Fifteen years ago fracking, or hydraulic fracturing, irrevocably changed the global oil and gas sector. Today, technology developed in the wake of that transformation could be a catalyst to solve a major environmental problem around Middle Eastern oil production.

Tarek El Barkatawy, CEO of Egypt’s Tanmia Petroleum Company, is the man spearheading the introduction of small-scale, mobile, natural gas processing units to the Middle East. 

He wants to stop oil companies ‘flaring’, or burning off excess gas from oil fields and believes that if Tanmia can prove its efficacy in Egypt, the technology could take off in the rest of the Middle East and in Africa.


The Tanmia team during one of their office meetings. (Images via Facebook)

“It’s not only just for the sake of helping humanity, which is great of course, but also from an economical stand point you can get some benefit,” he told Wamda. “If we can avail a technology which is field-proven… if people can see it being applicable in a country which is really looking into every single penny, like Egypt, I think it will be generalized [throughout the region].”

El-Barkatawy thinks it’s a revolutionary idea, but first he’s got to convince Egypt’s oil and gas players to see the problem, as well as the opportunity he’s presenting to fix it.

The problem

Oil deposits don’t just contain oil; they also contain varying amounts of natural gas, which in itself can be separated into different categories and used for different things.

But oil producers don’t necessarily want that gas. The well could be too far from a market or a pipeline to transport it, there may not be enough gas to justify producing it, or the price might just not be high enough to bother doing anything with it, such as in Egypt where many existing contracts stipulate a price of $2.65 per million British thermal units (MMbtu) for natural gas.


The current solution is to burn off that unwanted natural gas via flare towers above ground.

This sends volatile organic compounds into the atmosphere such as carbon monoxide and carbon dioxide, as well as particulates, so governments regulate how much gas can be flared on any given day. That means companies working with a field that contains a lot of associated gas must slow oil production so they don’t exceed their gas flaring limits.

At the time of writing, GTUIT, one of the companies providing the gas processing units to Tanmia, claimed its technology had captured 76,225 tons of volatile organic compounds such as carbon monoxide and 40,198 tons of carbon dioxide. 

“We’ve noticed that the flared, which is considered to be the waste, is a considerable amount of gas,” El-Barkatawy says, adding that the pockets of one or two million cubic feet per day of gas that are flared across Egypt add up to an average of 110 million cubic feet per day that’s lost.

The opportunity

Yet, some parts of the flared gas are worth a lot, and all of it is useful.

According to a case study by Canadian oil field technology company Berg, flaring is “literally burning money.”

Natural gas is made up of C1 and C2 gases – methane and ethane respectively, which is good for burning to create electricity. C3 (propane), and C4 (butane), are what make up LPG, which is an important cooking fuel. C5 and above are known as condensates and are highly sought after for use in petrochemicals industries; they typically sell for about $5 below the Brent oil price, the main benchmark for US oil.

El-Barkatawy’s team came up with some cautious preliminary calculations to suggest how much of these products they could get from a well flaring 1 million cubic feet of gas a day, using the new technology: there would be enough C1 and C2 gases to generate 2-3 mega watts (MW) of electricity, or enough to power the well site, 10 tons of LPG and perhaps 2000 gallons [7570.50 liters] of high-priced condensate.

(Records from a collection)
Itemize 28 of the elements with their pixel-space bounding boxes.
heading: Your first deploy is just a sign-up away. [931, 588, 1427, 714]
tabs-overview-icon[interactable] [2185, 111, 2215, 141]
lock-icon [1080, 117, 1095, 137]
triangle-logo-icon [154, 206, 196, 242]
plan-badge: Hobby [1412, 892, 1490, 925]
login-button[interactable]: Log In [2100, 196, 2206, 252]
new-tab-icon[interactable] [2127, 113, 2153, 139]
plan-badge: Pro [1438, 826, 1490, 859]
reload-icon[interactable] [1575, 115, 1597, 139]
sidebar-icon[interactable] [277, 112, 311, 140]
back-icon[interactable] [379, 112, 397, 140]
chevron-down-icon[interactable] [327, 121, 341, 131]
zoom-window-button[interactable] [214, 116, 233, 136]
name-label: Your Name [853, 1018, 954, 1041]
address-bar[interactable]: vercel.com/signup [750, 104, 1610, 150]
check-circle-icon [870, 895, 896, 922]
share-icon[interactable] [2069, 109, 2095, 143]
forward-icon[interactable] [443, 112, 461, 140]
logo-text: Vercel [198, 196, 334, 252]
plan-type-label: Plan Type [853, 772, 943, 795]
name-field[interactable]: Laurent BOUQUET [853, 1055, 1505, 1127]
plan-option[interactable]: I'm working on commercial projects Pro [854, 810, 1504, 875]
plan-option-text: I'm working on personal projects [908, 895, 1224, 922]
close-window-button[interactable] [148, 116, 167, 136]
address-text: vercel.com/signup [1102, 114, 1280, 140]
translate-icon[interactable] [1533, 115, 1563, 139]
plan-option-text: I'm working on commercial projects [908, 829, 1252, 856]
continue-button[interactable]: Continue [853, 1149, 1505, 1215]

Brief 1 → According to the article on gas flaring in Egypt, what price for natural gas do many existing Egyptian contracts stipulate?
Brief 2 → Proceed with the article on gas flaring in Egypt, picking up right after its final sentence.

Expected answer 1 → $2.65 per million British thermal units (MMbtu).

Expected answer 2 →
The technology

The gas processing units use cryogenic fractionation, where natural gas is chilled to below -40°C separating the heavier, C3 and above gases from the lighter methane and ethane.

Tanmia’s units can cool very small volumes of gas and is supplied by Berg and its US partner GTUIT.

Each company developed small-scale units for oil companies fracking US shale oil fields. The faster slow-down rate for the fracked shale wells compared to traditional oil production – typically up to 60 percent within the first six months of production – and the high cost of getting those small amounts of gas to market in the US, called for a solution that coped with small, declining volumes of gas. Any solution would also have to be hyper-mobile, to the point at which a unit could be dismantled and set up in a new place in 24 hours.

El-Barkatawy says this is perfect for collecting small amounts of natural gas from oil fields scattered across Egypt’s vast Western and Eastern deserts.

But it also meant the units had to fit a tight criteria: units to be small enough to fit on the back of a truck and handle volumes as low as 0.5m cubic feet of gas a day. They also had to be modular so units could be added or subtracted on-site, depending on how much gas was produced at a single oil well.

The units can work in temperatures between -15°C and 45°C, but have been fitted with weather-proof jackets to handle Egyptian sandstorms and higher desert temperatures.

“There are plenty of people who can design [big] gas plants, but they [aren’t restricted by] area, and they can fit it on a piece of land but not on a skid or on the back of a truck.”

The units could either process the gas entirely on-site, or cool it just enough to separate the C1 and C2 gases for localized electricity production from the higher-grade components that could then be shipped out for processing elsewhere.

The future

Tanmia’s mobile natural gas chilling units are yet to be used, as potential clients such as government oil companies Magapetco and Eshpetco continue to mull over the concept. 

“We’ve been ready for the last six, eight months. We’ve been waiting on the decision of the petroleum sector,” says El-Barkatawy, as the contract for the technology was awarded in mid-2014. “This is going to be a revolution, if it’s not at least an evolution with what’s going on in Egypt.”

Moreover, he thinks the environmental benefits of reducing CO2 emissions from Egypt’s enormous fossil fuel extraction industry will make Tanmia eligible for carbon credits under the Kyoto Protocol. Although the company is entirely government owned, El-Barkatawy says it operates as a private business, which should allow it to access credits.